--- BEGIN Items ---

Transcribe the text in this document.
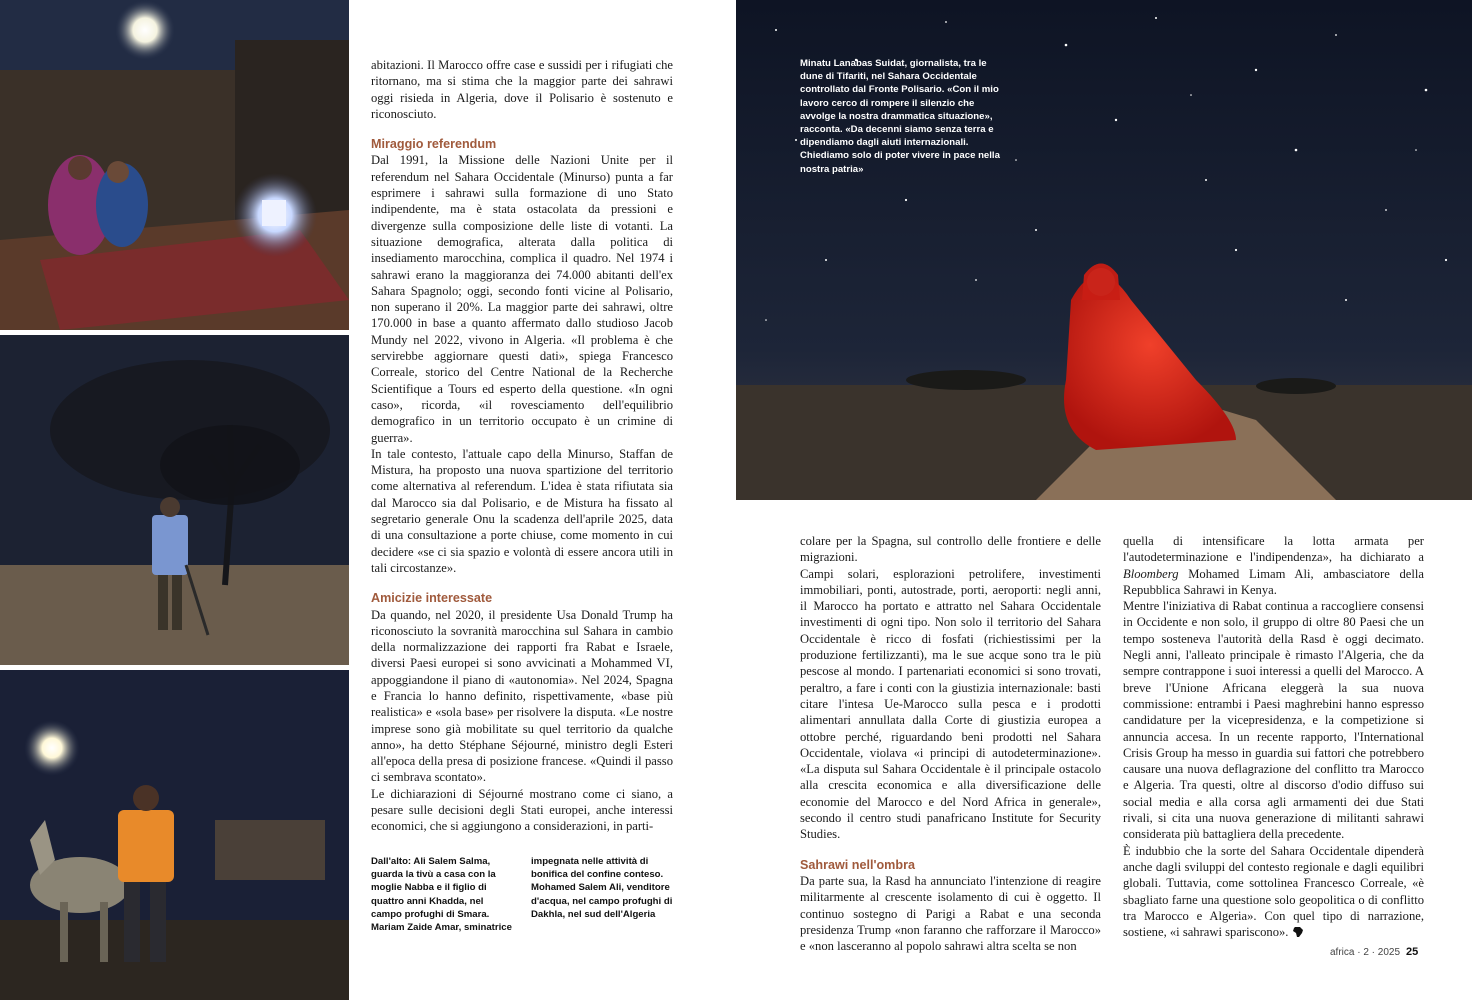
Minatu Lanabas Suidat, giornalista, tra le dune di Tifariti, nel Sahara Occidentale controllato dal Fronte Polisario. «Con il mio lavoro cerco di rompere il silenzio che avvolge la nostra drammatica situazione», racconta. «Da decenni siamo senza terra e dipendiamo dagli aiuti internazionali. Chiediamo solo di poter vivere in pace nella nostra patria»

abitazioni. Il Marocco offre case e sussidi per i rifugiati che ritornano, ma si stima che la maggior parte dei sahrawi oggi risieda in Algeria, dove il Polisario è sostenuto e riconosciuto.

Miraggio referendum

Dal 1991, la Missione delle Nazioni Unite per il referendum nel Sahara Occidentale (Minurso) punta a far esprimere i sahrawi sulla formazione di uno Stato indipendente, ma è stata ostacolata da pressioni e divergenze sulla composizione delle liste di votanti. La situazione demografica, alterata dalla politica di insediamento marocchina, complica il quadro. Nel 1974 i sahrawi erano la maggioranza dei 74.000 abitanti dell'ex Sahara Spagnolo; oggi, secondo fonti vicine al Polisario, non superano il 20%. La maggior parte dei sahrawi, oltre 170.000 in base a quanto affermato dallo studioso Jacob Mundy nel 2022, vivono in Algeria. «Il problema è che servirebbe aggiornare questi dati», spiega Francesco Correale, storico del Centre National de la Recherche Scientifique a Tours ed esperto della questione. «In ogni caso», ricorda, «il rovesciamento dell'equilibrio demografico in un territorio occupato è un crimine di guerra».

In tale contesto, l'attuale capo della Minurso, Staffan de Mistura, ha proposto una nuova spartizione del territorio come alternativa al referendum. L'idea è stata rifiutata sia dal Marocco sia dal Polisario, e de Mistura ha fissato al segretario generale Onu la scadenza dell'aprile 2025, data di una consultazione a porte chiuse, come momento in cui decidere «se ci sia spazio e volontà di essere ancora utili in tali circostanze».

Amicizie interessate

Da quando, nel 2020, il presidente Usa Donald Trump ha riconosciuto la sovranità marocchina sul Sahara in cambio della normalizzazione dei rapporti fra Rabat e Israele, diversi Paesi europei si sono avvicinati a Mohammed VI, appoggiandone il piano di «autonomia». Nel 2024, Spagna e Francia lo hanno definito, rispettivamente, «base più realistica» e «sola base» per risolvere la disputa. «Le nostre imprese sono già mobilitate su quel territorio da qualche anno», ha detto Stéphane Séjourné, ministro degli Esteri all'epoca della presa di posizione francese. «Quindi il passo ci sembrava scontato».

Le dichiarazioni di Séjourné mostrano come ci siano, a pesare sulle decisioni degli Stati europei, anche interessi economici, che si aggiungono a considerazioni, in parti-

Dall'alto: Ali Salem Salma, guarda la tivù a casa con la moglie Nabba e il figlio di quattro anni Khadda, nel campo profughi di Smara. Mariam Zaide Amar, sminatrice
impegnata nelle attività di bonifica del confine conteso. Mohamed Salem Ali, venditore d'acqua, nel campo profughi di Dakhla, nel sud dell'Algeria

colare per la Spagna, sul controllo delle frontiere e delle migrazioni.

Campi solari, esplorazioni petrolifere, investimenti immobiliari, ponti, autostrade, porti, aeroporti: negli anni, il Marocco ha portato e attratto nel Sahara Occidentale investimenti di ogni tipo. Non solo il territorio del Sahara Occidentale è ricco di fosfati (richiestissimi per la produzione fertilizzanti), ma le sue acque sono tra le più pescose al mondo. I partenariati economici si sono trovati, peraltro, a fare i conti con la giustizia internazionale: basti citare l'intesa Ue-Marocco sulla pesca e i prodotti alimentari annullata dalla Corte di giustizia europea a ottobre perché, riguardando beni prodotti nel Sahara Occidentale, violava «i principi di autodeterminazione». «La disputa sul Sahara Occidentale è il principale ostacolo alla crescita economica e alla diversificazione delle economie del Marocco e del Nord Africa in generale», secondo il centro studi panafricano Institute for Security Studies.

Sahrawi nell'ombra

Da parte sua, la Rasd ha annunciato l'intenzione di reagire militarmente al crescente isolamento di cui è oggetto. Il continuo sostegno di Parigi a Rabat e una seconda presidenza Trump «non faranno che rafforzare il Marocco» e «non lasceranno al popolo sahrawi altra scelta se non

quella di intensificare la lotta armata per l'autodeterminazione e l'indipendenza», ha dichiarato a Bloomberg Mohamed Limam Ali, ambasciatore della Repubblica Sahrawi in Kenya.

Mentre l'iniziativa di Rabat continua a raccogliere consensi in Occidente e non solo, il gruppo di oltre 80 Paesi che un tempo sosteneva l'autorità della Rasd è oggi decimato. Negli anni, l'alleato principale è rimasto l'Algeria, che da sempre contrappone i suoi interessi a quelli del Marocco. A breve l'Unione Africana eleggerà la sua nuova commissione: entrambi i Paesi maghrebini hanno espresso candidature per la vicepresidenza, e la competizione si annuncia accesa. In un recente rapporto, l'International Crisis Group ha messo in guardia sui fattori che potrebbero causare una nuova deflagrazione del conflitto tra Marocco e Algeria. Tra questi, oltre al discorso d'odio diffuso sui social media e alla corsa agli armamenti dei due Stati rivali, si cita una nuova generazione di militanti sahrawi considerata più battagliera della precedente.

È indubbio che la sorte del Sahara Occidentale dipenderà anche dagli sviluppi del contesto regionale e dagli equilibri globali. Tuttavia, come sottolinea Francesco Correale, «è sbagliato farne una questione solo geopolitica o di conflitto tra Marocco e Algeria». Con quel tipo di narrazione, sostiene, «i sahrawi spariscono».

africa · 2 · 2025 25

--- END Items ---

■ Short exercise:
Omit each picture, then return all of the listing exactly as it stands.

■ Written solution:
Transcribe the text in this document.
Minatu Lanabas Suidat, giornalista, tra le dune di Tifariti, nel Sahara Occidentale controllato dal Fronte Polisario. «Con il mio lavoro cerco di rompere il silenzio che avvolge la nostra drammatica situazione», racconta. «Da decenni siamo senza terra e dipendiamo dagli aiuti internazionali. Chiediamo solo di poter vivere in pace nella nostra patria»

abitazioni. Il Marocco offre case e sussidi per i rifugiati che ritornano, ma si stima che la maggior parte dei sahrawi oggi risieda in Algeria, dove il Polisario è sostenuto e riconosciuto.

Miraggio referendum

Dal 1991, la Missione delle Nazioni Unite per il referendum nel Sahara Occidentale (Minurso) punta a far esprimere i sahrawi sulla formazione di uno Stato indipendente, ma è stata ostacolata da pressioni e divergenze sulla composizione delle liste di votanti. La situazione demografica, alterata dalla politica di insediamento marocchina, complica il quadro. Nel 1974 i sahrawi erano la maggioranza dei 74.000 abitanti dell'ex Sahara Spagnolo; oggi, secondo fonti vicine al Polisario, non superano il 20%. La maggior parte dei sahrawi, oltre 170.000 in base a quanto affermato dallo studioso Jacob Mundy nel 2022, vivono in Algeria. «Il problema è che servirebbe aggiornare questi dati», spiega Francesco Correale, storico del Centre National de la Recherche Scientifique a Tours ed esperto della questione. «In ogni caso», ricorda, «il rovesciamento dell'equilibrio demografico in un territorio occupato è un crimine di guerra».

In tale contesto, l'attuale capo della Minurso, Staffan de Mistura, ha proposto una nuova spartizione del territorio come alternativa al referendum. L'idea è stata rifiutata sia dal Marocco sia dal Polisario, e de Mistura ha fissato al segretario generale Onu la scadenza dell'aprile 2025, data di una consultazione a porte chiuse, come momento in cui decidere «se ci sia spazio e volontà di essere ancora utili in tali circostanze».

Amicizie interessate

Da quando, nel 2020, il presidente Usa Donald Trump ha riconosciuto la sovranità marocchina sul Sahara in cambio della normalizzazione dei rapporti fra Rabat e Israele, diversi Paesi europei si sono avvicinati a Mohammed VI, appoggiandone il piano di «autonomia». Nel 2024, Spagna e Francia lo hanno definito, rispettivamente, «base più realistica» e «sola base» per risolvere la disputa. «Le nostre imprese sono già mobilitate su quel territorio da qualche anno», ha detto Stéphane Séjourné, ministro degli Esteri all'epoca della presa di posizione francese. «Quindi il passo ci sembrava scontato».

Le dichiarazioni di Séjourné mostrano come ci siano, a pesare sulle decisioni degli Stati europei, anche interessi economici, che si aggiungono a considerazioni, in parti-

Dall'alto: Ali Salem Salma, guarda la tivù a casa con la moglie Nabba e il figlio di quattro anni Khadda, nel campo profughi di Smara. Mariam Zaide Amar, sminatrice
impegnata nelle attività di bonifica del confine conteso. Mohamed Salem Ali, venditore d'acqua, nel campo profughi di Dakhla, nel sud dell'Algeria

colare per la Spagna, sul controllo delle frontiere e delle migrazioni.

Campi solari, esplorazioni petrolifere, investimenti immobiliari, ponti, autostrade, porti, aeroporti: negli anni, il Marocco ha portato e attratto nel Sahara Occidentale investimenti di ogni tipo. Non solo il territorio del Sahara Occidentale è ricco di fosfati (richiestissimi per la produzione fertilizzanti), ma le sue acque sono tra le più pescose al mondo. I partenariati economici si sono trovati, peraltro, a fare i conti con la giustizia internazionale: basti citare l'intesa Ue-Marocco sulla pesca e i prodotti alimentari annullata dalla Corte di giustizia europea a ottobre perché, riguardando beni prodotti nel Sahara Occidentale, violava «i principi di autodeterminazione». «La disputa sul Sahara Occidentale è il principale ostacolo alla crescita economica e alla diversificazione delle economie del Marocco e del Nord Africa in generale», secondo il centro studi panafricano Institute for Security Studies.

Sahrawi nell'ombra

Da parte sua, la Rasd ha annunciato l'intenzione di reagire militarmente al crescente isolamento di cui è oggetto. Il continuo sostegno di Parigi a Rabat e una seconda presidenza Trump «non faranno che rafforzare il Marocco» e «non lasceranno al popolo sahrawi altra scelta se non

quella di intensificare la lotta armata per l'autodeterminazione e l'indipendenza», ha dichiarato a Bloomberg Mohamed Limam Ali, ambasciatore della Repubblica Sahrawi in Kenya.

Mentre l'iniziativa di Rabat continua a raccogliere consensi in Occidente e non solo, il gruppo di oltre 80 Paesi che un tempo sosteneva l'autorità della Rasd è oggi decimato. Negli anni, l'alleato principale è rimasto l'Algeria, che da sempre contrappone i suoi interessi a quelli del Marocco. A breve l'Unione Africana eleggerà la sua nuova commissione: entrambi i Paesi maghrebini hanno espresso candidature per la vicepresidenza, e la competizione si annuncia accesa. In un recente rapporto, l'International Crisis Group ha messo in guardia sui fattori che potrebbero causare una nuova deflagrazione del conflitto tra Marocco e Algeria. Tra questi, oltre al discorso d'odio diffuso sui social media e alla corsa agli armamenti dei due Stati rivali, si cita una nuova generazione di militanti sahrawi considerata più battagliera della precedente.

È indubbio che la sorte del Sahara Occidentale dipenderà anche dagli sviluppi del contesto regionale e dagli equilibri globali. Tuttavia, come sottolinea Francesco Correale, «è sbagliato farne una questione solo geopolitica o di conflitto tra Marocco e Algeria». Con quel tipo di narrazione, sostiene, «i sahrawi spariscono».

africa · 2 · 2025 25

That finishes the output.